**TASK STATEMENT**
Read through the entries below and return each line with the word "true".

━━━━━━━━━━

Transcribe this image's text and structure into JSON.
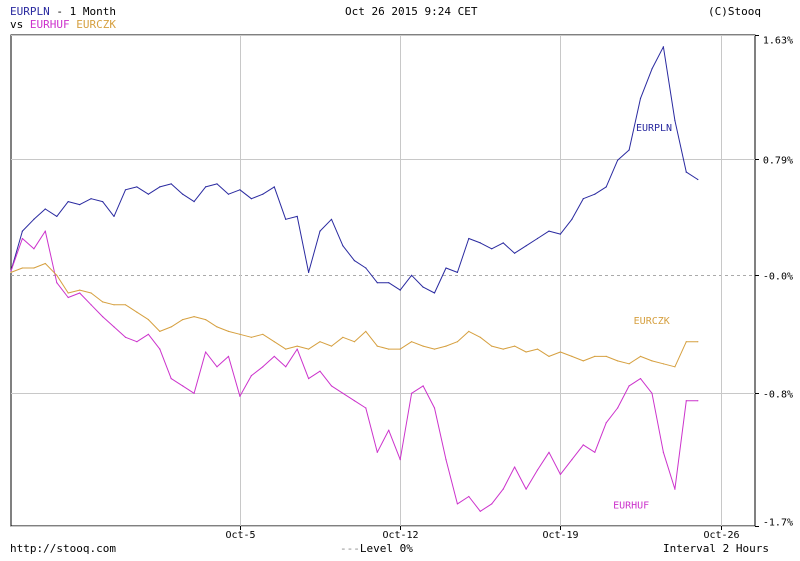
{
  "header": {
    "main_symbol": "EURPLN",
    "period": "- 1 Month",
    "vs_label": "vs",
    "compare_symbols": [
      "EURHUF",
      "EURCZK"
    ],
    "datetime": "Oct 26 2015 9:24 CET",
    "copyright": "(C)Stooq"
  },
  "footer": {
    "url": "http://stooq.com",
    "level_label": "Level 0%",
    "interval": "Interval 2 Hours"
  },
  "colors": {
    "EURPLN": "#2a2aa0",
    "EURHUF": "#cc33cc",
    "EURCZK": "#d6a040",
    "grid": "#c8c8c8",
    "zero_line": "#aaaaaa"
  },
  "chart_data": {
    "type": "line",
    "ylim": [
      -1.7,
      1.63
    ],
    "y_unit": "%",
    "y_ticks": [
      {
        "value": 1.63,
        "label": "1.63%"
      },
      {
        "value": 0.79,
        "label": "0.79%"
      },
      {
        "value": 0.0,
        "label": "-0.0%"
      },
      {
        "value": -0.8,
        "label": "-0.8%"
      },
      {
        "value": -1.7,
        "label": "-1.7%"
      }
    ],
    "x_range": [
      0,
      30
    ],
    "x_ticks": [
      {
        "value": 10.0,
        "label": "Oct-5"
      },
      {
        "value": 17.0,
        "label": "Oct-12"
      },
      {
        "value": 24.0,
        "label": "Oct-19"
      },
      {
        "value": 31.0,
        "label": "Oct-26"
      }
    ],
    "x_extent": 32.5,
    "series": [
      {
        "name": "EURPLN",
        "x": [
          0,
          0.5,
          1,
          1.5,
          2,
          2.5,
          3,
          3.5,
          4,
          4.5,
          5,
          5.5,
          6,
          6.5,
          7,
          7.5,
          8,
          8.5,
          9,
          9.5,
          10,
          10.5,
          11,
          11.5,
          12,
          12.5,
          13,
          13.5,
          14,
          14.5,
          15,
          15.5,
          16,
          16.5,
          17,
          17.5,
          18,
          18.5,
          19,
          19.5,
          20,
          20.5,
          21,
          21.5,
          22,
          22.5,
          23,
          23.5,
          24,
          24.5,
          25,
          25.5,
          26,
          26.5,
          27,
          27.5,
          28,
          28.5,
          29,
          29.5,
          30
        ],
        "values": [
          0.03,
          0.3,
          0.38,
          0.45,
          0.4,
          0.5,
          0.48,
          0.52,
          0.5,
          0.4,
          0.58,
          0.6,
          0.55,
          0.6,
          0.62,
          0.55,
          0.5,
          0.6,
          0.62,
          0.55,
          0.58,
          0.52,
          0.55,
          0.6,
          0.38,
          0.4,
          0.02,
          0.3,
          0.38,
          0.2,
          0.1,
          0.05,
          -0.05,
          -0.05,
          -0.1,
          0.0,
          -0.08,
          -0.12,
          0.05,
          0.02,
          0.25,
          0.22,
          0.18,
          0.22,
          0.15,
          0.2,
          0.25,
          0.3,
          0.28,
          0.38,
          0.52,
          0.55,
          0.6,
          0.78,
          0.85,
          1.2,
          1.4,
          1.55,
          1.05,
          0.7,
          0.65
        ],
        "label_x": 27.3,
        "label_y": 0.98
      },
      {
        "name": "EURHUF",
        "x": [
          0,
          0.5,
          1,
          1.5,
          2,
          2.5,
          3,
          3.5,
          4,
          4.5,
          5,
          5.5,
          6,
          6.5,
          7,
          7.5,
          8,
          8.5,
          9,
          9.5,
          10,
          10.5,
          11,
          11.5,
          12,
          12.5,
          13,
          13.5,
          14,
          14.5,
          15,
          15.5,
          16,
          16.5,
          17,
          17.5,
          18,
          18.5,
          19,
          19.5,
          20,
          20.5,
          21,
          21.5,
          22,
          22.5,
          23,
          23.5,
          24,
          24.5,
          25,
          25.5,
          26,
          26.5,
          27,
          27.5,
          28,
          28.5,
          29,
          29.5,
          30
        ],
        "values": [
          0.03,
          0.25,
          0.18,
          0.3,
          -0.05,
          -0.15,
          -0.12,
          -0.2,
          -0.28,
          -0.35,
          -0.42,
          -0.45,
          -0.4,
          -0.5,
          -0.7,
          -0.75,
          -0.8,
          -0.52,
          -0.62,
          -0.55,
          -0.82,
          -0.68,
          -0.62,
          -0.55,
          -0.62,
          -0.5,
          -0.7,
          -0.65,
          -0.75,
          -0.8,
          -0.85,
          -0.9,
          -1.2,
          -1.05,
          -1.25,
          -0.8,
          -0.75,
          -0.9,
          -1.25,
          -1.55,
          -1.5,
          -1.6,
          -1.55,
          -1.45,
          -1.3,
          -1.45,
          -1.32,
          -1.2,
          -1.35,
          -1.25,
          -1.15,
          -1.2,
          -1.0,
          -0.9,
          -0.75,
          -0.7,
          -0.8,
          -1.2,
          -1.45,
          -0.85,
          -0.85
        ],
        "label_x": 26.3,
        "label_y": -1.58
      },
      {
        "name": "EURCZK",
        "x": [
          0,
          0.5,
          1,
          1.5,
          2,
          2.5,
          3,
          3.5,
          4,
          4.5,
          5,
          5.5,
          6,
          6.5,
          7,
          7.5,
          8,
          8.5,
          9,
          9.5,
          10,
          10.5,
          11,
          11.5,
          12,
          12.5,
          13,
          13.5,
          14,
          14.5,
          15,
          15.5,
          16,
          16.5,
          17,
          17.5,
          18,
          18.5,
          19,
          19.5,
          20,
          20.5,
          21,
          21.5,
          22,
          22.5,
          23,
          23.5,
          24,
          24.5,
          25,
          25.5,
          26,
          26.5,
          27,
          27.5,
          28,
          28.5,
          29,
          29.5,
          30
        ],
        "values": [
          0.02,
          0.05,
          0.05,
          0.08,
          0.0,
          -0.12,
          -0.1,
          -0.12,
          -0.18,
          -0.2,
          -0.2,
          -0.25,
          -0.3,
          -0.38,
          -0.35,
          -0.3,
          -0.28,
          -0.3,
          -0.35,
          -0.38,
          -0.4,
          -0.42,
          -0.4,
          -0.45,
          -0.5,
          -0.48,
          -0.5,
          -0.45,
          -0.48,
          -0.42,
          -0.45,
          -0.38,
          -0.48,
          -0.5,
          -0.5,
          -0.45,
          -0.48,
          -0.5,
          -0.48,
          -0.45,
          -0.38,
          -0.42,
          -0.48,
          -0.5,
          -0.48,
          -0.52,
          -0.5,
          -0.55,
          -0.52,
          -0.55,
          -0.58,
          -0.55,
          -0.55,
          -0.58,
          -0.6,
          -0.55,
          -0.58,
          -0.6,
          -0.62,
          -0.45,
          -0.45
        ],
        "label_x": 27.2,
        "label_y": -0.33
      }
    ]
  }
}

━━━━━━━━━━

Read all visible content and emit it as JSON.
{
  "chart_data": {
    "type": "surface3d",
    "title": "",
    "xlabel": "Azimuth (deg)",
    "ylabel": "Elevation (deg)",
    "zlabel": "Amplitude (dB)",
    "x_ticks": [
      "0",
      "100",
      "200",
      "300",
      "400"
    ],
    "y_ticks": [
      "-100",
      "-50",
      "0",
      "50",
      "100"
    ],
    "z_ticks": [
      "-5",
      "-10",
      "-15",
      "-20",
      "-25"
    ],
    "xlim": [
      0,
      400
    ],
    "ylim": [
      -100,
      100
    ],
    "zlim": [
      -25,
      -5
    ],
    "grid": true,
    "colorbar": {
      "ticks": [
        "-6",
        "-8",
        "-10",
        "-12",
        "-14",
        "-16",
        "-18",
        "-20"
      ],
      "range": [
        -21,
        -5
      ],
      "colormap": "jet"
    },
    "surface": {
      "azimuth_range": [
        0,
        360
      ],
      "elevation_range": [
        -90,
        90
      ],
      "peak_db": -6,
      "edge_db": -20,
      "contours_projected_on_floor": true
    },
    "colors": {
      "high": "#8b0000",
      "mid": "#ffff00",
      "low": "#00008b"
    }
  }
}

━━━━━━━━━━

**SOLUTION BELOW**
    "grid": true,
      "contours_projected_on_floor": true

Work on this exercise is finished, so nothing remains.